# REQUIREMENTS
List each line of the data that holds the word "grid".

# Stored items

--- START ---

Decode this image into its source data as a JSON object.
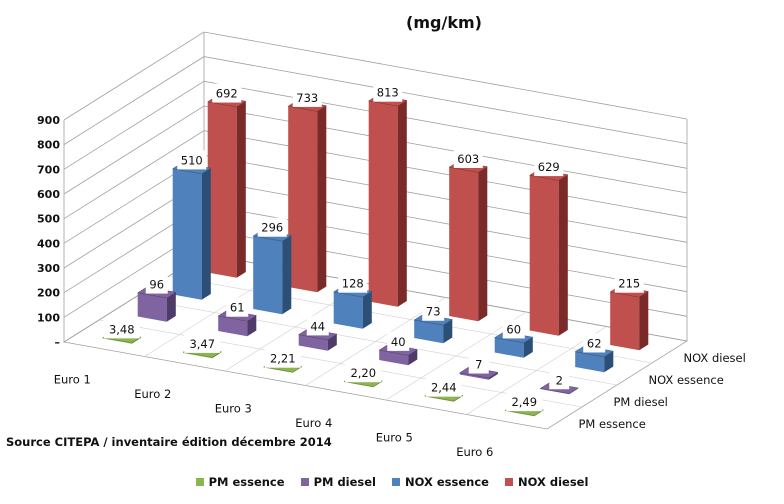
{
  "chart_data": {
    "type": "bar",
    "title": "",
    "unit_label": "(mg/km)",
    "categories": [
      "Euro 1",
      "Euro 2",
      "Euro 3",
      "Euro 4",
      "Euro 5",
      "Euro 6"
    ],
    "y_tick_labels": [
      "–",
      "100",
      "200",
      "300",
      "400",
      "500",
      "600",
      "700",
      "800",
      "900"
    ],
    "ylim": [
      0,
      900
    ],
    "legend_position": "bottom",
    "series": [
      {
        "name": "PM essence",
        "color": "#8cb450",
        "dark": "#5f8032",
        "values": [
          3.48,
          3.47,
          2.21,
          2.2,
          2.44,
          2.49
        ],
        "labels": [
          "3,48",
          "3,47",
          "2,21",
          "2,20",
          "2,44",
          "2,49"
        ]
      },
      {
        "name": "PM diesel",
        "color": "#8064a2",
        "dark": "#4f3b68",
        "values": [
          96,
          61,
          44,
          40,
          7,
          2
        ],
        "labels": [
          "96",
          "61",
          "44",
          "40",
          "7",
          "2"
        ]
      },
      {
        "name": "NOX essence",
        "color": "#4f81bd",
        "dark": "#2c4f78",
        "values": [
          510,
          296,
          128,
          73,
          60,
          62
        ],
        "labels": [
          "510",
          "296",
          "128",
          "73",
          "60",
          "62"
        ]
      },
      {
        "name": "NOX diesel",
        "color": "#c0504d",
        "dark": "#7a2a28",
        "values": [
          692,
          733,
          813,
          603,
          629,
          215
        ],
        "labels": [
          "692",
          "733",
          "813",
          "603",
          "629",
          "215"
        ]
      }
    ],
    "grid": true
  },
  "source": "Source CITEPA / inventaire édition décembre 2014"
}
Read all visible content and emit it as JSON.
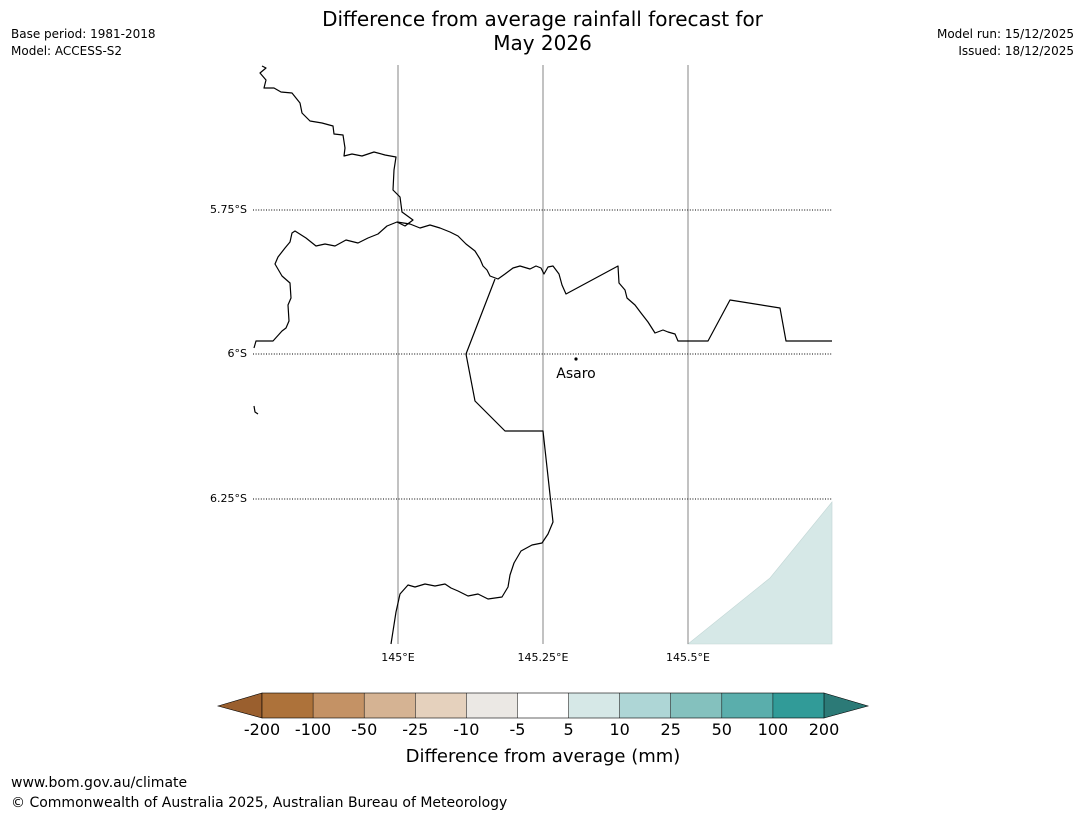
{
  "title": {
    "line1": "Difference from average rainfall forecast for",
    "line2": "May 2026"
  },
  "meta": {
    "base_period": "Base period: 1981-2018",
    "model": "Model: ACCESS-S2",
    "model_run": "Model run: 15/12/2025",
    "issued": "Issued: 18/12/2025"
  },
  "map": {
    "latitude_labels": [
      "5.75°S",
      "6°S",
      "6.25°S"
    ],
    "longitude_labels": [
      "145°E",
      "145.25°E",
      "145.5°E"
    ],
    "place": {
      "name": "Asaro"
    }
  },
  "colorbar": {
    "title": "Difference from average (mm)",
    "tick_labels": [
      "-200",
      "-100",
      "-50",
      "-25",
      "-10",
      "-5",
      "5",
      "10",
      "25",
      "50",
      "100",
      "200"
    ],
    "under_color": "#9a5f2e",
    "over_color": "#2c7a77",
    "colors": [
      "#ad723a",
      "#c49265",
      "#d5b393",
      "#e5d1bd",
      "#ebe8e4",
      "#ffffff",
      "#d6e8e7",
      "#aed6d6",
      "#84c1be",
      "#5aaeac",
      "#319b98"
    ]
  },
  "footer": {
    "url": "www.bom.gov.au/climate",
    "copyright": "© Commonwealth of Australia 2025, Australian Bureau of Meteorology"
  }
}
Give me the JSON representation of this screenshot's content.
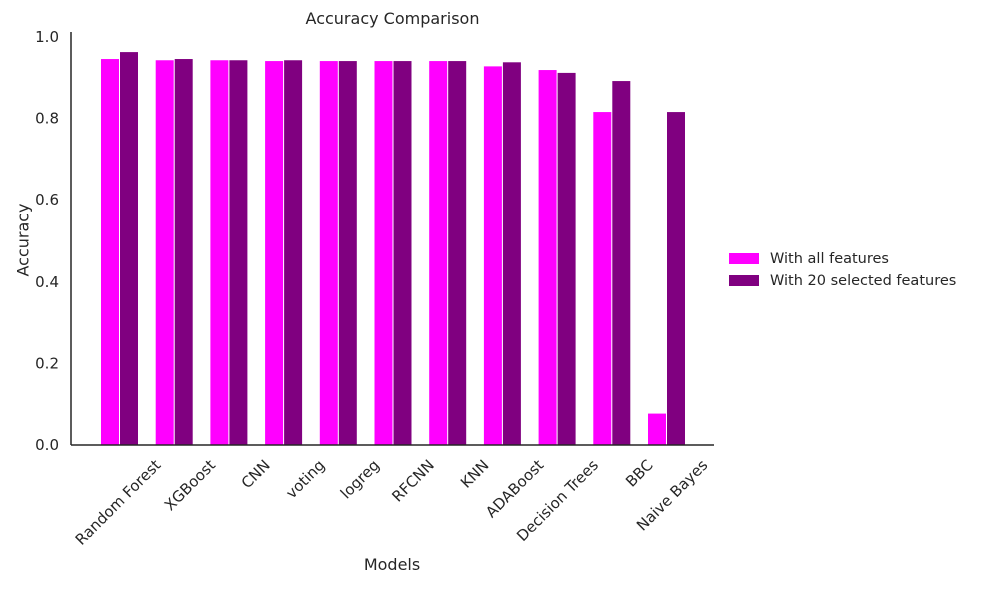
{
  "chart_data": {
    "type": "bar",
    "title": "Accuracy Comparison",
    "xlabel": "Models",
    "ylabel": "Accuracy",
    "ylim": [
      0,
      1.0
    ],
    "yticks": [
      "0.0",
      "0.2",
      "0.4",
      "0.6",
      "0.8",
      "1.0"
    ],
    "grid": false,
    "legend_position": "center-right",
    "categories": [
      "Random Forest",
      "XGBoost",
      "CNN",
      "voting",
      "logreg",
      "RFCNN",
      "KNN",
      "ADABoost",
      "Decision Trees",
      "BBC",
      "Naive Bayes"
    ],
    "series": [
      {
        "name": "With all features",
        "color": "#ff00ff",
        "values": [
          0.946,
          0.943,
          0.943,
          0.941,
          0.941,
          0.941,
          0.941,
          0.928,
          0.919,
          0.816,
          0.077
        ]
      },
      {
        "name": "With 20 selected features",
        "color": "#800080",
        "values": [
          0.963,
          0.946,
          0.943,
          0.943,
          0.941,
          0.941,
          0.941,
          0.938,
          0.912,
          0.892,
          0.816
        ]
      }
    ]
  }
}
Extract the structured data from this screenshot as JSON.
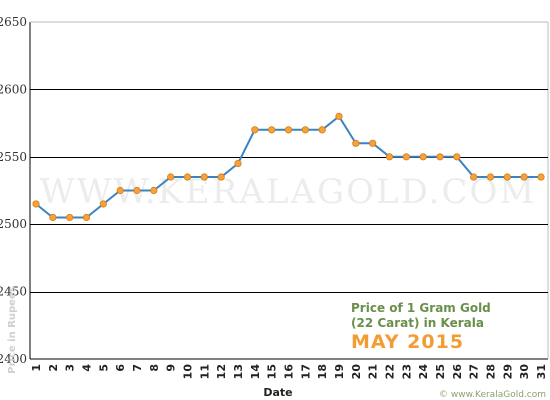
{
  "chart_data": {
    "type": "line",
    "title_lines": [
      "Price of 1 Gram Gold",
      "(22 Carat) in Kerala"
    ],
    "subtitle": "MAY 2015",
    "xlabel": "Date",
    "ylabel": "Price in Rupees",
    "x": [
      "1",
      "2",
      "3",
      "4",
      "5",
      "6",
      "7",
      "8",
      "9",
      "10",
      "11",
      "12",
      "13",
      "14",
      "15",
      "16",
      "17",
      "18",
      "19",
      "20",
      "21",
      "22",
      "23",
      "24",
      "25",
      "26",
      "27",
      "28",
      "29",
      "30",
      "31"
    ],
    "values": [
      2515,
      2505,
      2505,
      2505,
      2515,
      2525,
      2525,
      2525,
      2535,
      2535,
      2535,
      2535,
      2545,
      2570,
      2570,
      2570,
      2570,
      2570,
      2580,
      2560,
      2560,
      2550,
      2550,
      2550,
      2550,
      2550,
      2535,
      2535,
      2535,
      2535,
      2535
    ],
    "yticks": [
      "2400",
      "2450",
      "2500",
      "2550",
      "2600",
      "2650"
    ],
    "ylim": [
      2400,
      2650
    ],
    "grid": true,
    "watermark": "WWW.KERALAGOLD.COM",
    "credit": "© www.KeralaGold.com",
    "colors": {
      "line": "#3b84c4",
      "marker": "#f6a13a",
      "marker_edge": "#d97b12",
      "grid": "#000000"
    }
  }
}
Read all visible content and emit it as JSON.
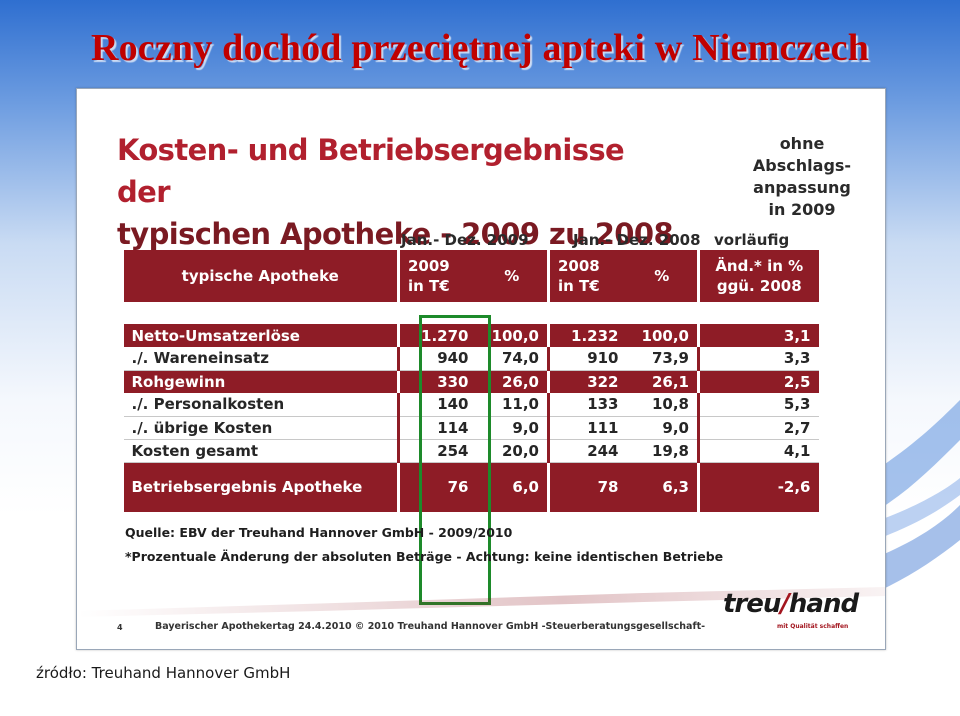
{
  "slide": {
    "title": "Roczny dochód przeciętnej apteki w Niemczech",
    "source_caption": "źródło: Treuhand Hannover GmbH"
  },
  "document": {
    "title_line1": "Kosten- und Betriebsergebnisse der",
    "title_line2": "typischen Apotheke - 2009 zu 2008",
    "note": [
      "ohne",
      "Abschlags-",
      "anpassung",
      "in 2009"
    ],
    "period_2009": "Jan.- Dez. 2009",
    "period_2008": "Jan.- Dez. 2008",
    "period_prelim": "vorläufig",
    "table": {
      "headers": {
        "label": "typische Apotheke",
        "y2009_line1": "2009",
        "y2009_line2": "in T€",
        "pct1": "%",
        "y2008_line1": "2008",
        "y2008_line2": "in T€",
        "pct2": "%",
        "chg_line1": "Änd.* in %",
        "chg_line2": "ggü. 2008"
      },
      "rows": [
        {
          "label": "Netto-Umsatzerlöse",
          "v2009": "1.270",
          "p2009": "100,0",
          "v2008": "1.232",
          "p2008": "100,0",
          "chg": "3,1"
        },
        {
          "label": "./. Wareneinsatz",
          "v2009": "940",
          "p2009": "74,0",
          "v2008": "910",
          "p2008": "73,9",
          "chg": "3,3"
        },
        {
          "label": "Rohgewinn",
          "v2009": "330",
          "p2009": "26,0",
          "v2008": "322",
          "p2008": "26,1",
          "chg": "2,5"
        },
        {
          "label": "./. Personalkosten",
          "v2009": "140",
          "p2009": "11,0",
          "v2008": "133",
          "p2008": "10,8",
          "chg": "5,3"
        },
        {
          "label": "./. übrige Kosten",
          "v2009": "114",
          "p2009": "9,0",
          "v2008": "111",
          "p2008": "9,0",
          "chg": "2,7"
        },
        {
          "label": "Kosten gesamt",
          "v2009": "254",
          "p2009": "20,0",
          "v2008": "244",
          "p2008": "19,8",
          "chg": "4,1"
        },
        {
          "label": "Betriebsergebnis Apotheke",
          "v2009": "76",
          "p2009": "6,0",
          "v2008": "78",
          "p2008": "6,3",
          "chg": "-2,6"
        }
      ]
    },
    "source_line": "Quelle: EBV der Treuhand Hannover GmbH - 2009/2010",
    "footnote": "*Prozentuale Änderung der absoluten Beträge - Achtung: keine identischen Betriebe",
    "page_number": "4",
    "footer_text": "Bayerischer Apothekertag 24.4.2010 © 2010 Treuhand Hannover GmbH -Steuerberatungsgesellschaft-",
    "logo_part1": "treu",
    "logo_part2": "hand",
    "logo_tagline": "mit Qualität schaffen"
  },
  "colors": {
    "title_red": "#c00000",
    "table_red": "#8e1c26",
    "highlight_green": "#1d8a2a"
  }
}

--- END ---

# OUTPUT OF THE TASK
    "grid": true
    "grid": false,
    "grid": true,
      "grid": "#000000"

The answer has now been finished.